Problem statement
The records underneath are to be repeated exactly, with the pictures left out.

(Items from a figure collection)
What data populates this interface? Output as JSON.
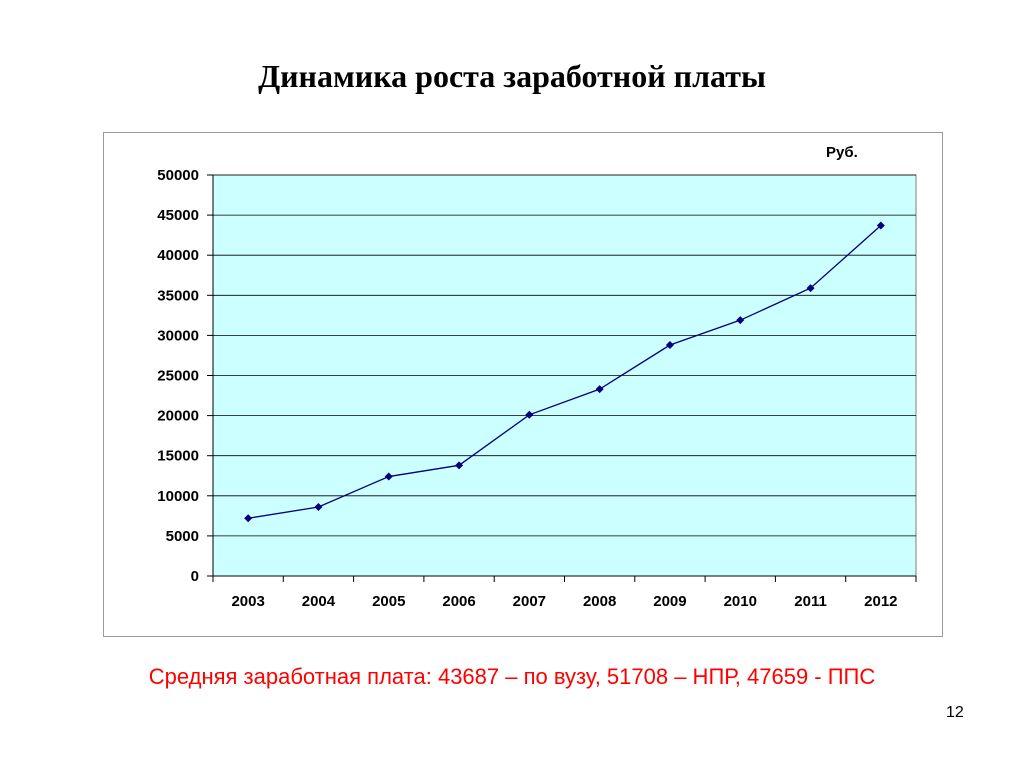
{
  "slide": {
    "title": "Динамика роста заработной платы",
    "footnote": "Средняя заработная плата: 43687 – по вузу, 51708 – НПР, 47659 - ППС",
    "page_number": "12"
  },
  "colors": {
    "plot_background": "#ccffff",
    "series_line": "#000080",
    "gridline": "#000000",
    "footnote_text": "#ff0000"
  },
  "chart_data": {
    "type": "line",
    "title": "",
    "unit_label": "Руб.",
    "xlabel": "",
    "ylabel": "",
    "categories": [
      "2003",
      "2004",
      "2005",
      "2006",
      "2007",
      "2008",
      "2009",
      "2010",
      "2011",
      "2012"
    ],
    "series": [
      {
        "values": [
          7200,
          8600,
          12400,
          13800,
          20100,
          23300,
          28800,
          31900,
          35900,
          43700
        ]
      }
    ],
    "ylim": [
      0,
      50000
    ],
    "ytick_step": 5000,
    "grid": "horizontal",
    "legend": "none",
    "marker": "diamond"
  }
}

Expected answer
What data populates this interface? Output as JSON.
{
  "slide": {
    "title": "Динамика роста заработной платы",
    "footnote": "Средняя заработная плата: 43687 – по вузу, 51708 – НПР, 47659 - ППС",
    "page_number": "12"
  },
  "colors": {
    "plot_background": "#ccffff",
    "series_line": "#000080",
    "gridline": "#000000",
    "footnote_text": "#ff0000"
  },
  "chart_data": {
    "type": "line",
    "title": "",
    "unit_label": "Руб.",
    "xlabel": "",
    "ylabel": "",
    "categories": [
      "2003",
      "2004",
      "2005",
      "2006",
      "2007",
      "2008",
      "2009",
      "2010",
      "2011",
      "2012"
    ],
    "series": [
      {
        "values": [
          7200,
          8600,
          12400,
          13800,
          20100,
          23300,
          28800,
          31900,
          35900,
          43700
        ]
      }
    ],
    "ylim": [
      0,
      50000
    ],
    "ytick_step": 5000,
    "grid": "horizontal",
    "legend": "none",
    "marker": "diamond"
  }
}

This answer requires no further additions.